**Set exercise:** List all the lines in these records that hold "Back".

==== Records for this exercise ====

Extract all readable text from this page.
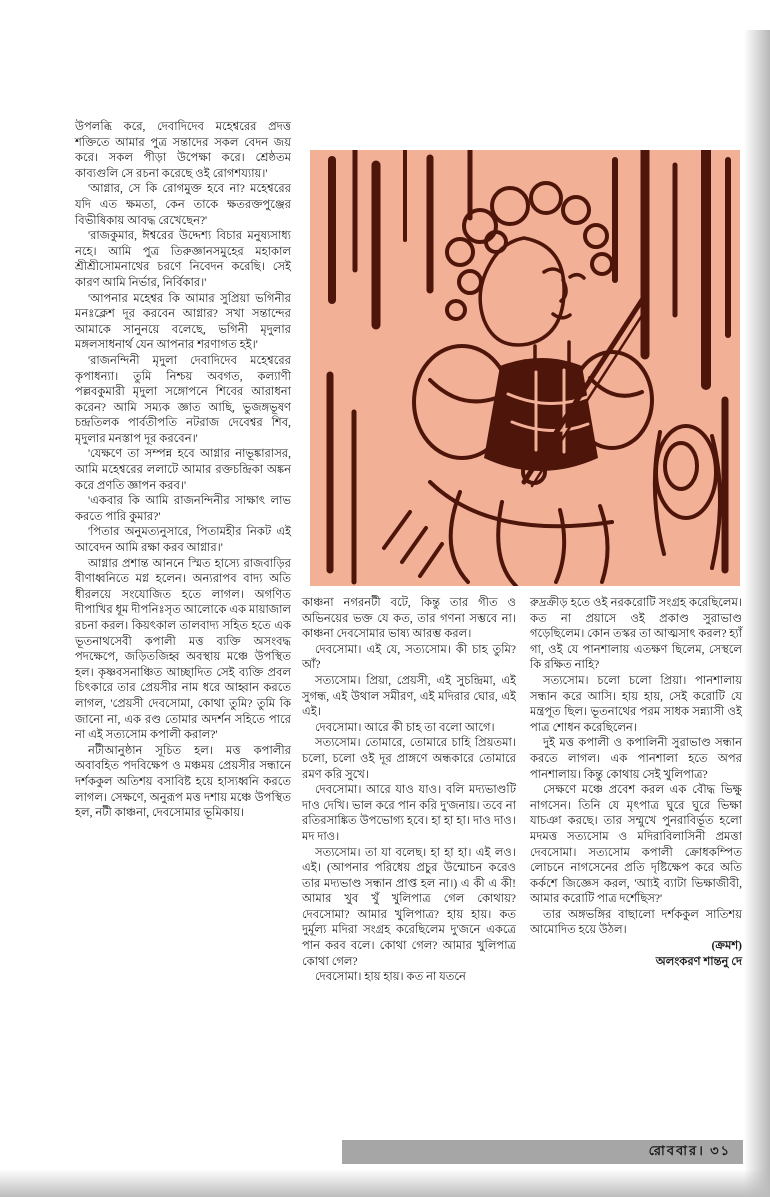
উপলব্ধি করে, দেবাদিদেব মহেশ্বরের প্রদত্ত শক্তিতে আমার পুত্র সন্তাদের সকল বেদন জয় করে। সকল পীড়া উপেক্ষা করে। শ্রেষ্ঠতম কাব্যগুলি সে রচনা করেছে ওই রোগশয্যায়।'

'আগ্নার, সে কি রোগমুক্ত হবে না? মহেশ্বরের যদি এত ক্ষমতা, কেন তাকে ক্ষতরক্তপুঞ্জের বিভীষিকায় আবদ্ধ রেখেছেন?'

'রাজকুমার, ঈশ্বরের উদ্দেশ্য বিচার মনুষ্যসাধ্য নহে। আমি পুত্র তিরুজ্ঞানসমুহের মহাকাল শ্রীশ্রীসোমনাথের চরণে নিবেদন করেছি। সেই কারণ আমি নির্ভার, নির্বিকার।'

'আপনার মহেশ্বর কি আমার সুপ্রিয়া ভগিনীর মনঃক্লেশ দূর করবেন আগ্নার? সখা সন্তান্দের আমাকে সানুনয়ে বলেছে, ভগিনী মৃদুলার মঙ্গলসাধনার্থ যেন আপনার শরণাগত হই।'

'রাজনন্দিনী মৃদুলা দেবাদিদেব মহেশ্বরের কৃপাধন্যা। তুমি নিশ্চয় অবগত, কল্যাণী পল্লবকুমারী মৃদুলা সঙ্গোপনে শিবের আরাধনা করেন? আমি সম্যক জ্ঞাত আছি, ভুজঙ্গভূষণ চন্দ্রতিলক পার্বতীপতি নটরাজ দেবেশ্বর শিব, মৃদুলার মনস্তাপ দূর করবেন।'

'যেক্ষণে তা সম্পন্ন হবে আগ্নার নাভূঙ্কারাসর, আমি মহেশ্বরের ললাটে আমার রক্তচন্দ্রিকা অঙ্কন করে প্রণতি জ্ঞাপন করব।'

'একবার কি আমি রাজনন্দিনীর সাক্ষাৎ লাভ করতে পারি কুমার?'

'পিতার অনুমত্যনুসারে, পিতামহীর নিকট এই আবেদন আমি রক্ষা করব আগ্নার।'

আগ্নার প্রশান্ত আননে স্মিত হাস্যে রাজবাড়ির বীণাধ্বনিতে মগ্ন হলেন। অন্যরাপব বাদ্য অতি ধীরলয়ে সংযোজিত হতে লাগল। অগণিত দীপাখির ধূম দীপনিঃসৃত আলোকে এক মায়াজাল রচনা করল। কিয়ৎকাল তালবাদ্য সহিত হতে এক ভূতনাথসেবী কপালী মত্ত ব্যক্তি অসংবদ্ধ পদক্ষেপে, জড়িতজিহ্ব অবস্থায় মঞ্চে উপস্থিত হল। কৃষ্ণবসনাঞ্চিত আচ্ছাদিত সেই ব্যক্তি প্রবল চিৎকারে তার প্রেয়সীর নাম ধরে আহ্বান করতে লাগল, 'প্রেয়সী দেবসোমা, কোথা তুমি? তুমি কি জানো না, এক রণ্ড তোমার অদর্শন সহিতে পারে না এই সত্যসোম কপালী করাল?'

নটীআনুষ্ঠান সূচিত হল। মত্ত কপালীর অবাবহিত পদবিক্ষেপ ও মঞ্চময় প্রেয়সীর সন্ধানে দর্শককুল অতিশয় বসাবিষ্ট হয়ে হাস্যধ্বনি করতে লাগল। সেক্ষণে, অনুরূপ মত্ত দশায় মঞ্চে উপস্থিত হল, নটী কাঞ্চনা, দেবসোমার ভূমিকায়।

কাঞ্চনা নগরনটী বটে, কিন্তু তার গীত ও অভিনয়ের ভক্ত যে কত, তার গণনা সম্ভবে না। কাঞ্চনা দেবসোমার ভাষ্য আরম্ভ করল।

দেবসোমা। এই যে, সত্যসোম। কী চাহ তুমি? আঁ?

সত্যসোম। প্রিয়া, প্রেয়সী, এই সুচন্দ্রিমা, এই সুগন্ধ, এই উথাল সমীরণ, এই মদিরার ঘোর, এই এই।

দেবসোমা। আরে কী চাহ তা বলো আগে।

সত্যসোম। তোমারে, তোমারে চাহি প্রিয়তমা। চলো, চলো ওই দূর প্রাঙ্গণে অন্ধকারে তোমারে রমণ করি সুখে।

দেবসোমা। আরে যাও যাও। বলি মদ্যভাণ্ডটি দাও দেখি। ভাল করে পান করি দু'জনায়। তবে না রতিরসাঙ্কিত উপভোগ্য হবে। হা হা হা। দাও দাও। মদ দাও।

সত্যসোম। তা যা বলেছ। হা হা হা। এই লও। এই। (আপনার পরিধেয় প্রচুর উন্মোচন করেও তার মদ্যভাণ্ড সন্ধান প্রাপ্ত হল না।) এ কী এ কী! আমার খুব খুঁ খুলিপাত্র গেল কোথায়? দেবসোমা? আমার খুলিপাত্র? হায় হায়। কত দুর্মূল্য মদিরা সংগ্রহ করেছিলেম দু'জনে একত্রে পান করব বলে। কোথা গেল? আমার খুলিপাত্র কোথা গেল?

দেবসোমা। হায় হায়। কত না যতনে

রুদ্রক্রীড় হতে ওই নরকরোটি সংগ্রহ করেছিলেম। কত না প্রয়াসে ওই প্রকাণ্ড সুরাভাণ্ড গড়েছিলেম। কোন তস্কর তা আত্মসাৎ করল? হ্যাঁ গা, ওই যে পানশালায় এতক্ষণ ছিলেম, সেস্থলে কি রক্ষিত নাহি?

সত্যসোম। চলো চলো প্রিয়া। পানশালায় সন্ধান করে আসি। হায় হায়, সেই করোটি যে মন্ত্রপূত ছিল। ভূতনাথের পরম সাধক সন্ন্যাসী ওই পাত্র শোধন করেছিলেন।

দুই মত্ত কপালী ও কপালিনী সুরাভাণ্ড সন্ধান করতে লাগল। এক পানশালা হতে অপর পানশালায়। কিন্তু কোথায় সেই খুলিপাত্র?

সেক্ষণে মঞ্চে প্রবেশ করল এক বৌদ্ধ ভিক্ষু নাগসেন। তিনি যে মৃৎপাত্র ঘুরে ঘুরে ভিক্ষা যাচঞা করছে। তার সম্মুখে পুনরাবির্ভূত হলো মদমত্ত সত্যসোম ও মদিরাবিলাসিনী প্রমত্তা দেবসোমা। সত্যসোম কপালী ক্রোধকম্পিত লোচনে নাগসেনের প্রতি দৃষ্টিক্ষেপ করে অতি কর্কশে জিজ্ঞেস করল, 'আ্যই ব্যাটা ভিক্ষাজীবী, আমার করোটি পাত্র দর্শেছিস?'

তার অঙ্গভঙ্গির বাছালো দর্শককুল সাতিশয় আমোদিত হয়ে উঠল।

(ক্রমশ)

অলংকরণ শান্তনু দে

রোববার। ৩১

====
==== Records for this exercise ====

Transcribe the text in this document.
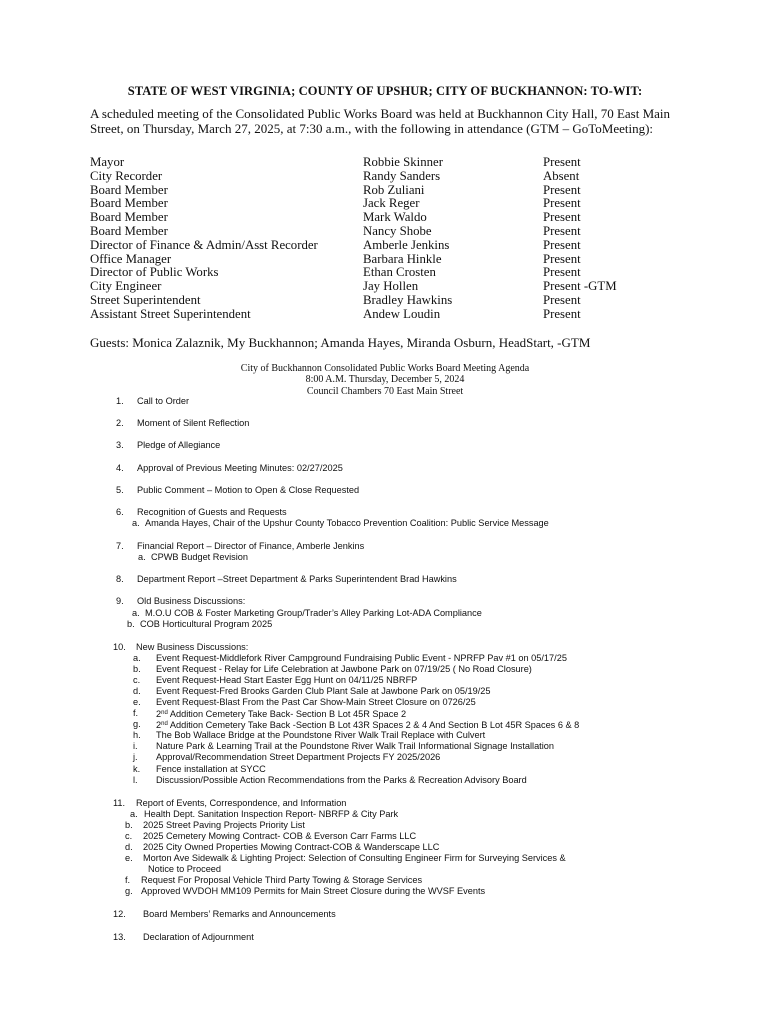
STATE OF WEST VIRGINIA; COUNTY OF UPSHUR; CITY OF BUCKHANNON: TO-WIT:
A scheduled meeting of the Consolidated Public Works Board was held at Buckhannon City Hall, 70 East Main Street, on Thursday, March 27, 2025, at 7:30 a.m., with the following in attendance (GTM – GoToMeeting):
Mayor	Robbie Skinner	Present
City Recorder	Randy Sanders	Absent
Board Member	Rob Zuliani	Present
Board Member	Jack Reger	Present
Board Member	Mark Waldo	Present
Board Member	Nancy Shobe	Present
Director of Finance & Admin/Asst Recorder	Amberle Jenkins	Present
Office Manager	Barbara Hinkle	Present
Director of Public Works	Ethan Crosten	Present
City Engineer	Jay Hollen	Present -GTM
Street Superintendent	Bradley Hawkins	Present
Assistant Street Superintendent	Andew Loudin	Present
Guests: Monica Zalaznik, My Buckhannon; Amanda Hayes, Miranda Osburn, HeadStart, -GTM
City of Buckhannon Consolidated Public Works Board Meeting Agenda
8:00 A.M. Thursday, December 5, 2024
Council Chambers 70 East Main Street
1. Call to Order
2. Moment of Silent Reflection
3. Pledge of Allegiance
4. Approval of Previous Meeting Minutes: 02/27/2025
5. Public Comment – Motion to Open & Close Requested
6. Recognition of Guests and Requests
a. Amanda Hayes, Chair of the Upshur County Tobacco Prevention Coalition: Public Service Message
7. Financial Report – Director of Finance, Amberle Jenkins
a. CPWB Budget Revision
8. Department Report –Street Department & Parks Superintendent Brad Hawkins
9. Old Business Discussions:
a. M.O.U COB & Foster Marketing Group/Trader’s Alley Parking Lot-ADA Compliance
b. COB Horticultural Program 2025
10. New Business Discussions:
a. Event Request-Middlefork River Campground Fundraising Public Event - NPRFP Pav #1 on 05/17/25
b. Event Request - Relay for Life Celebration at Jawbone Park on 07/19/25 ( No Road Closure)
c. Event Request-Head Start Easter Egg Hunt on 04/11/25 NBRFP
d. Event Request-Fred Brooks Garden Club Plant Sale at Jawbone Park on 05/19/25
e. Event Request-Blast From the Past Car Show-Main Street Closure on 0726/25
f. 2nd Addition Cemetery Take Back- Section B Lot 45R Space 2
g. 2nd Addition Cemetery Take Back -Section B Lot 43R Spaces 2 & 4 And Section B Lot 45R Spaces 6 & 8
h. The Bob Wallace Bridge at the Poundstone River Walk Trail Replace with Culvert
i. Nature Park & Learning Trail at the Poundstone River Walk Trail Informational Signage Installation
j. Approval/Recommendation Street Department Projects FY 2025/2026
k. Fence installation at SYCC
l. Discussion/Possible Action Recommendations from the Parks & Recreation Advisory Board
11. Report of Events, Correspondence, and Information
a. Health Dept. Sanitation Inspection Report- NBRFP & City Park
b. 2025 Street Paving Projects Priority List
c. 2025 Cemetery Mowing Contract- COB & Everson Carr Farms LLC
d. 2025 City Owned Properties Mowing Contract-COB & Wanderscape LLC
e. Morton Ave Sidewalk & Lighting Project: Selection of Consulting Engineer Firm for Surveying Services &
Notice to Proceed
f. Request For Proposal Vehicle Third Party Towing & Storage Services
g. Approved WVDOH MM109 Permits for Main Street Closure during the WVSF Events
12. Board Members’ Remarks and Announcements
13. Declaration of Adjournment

====

**Solved problem:**
f. 2nd Addition Cemetery Take Back- Section B Lot 45R Space 2
g. 2nd Addition Cemetery Take Back -Section B Lot 43R Spaces 2 & 4 And Section B Lot 45R Spaces 6 & 8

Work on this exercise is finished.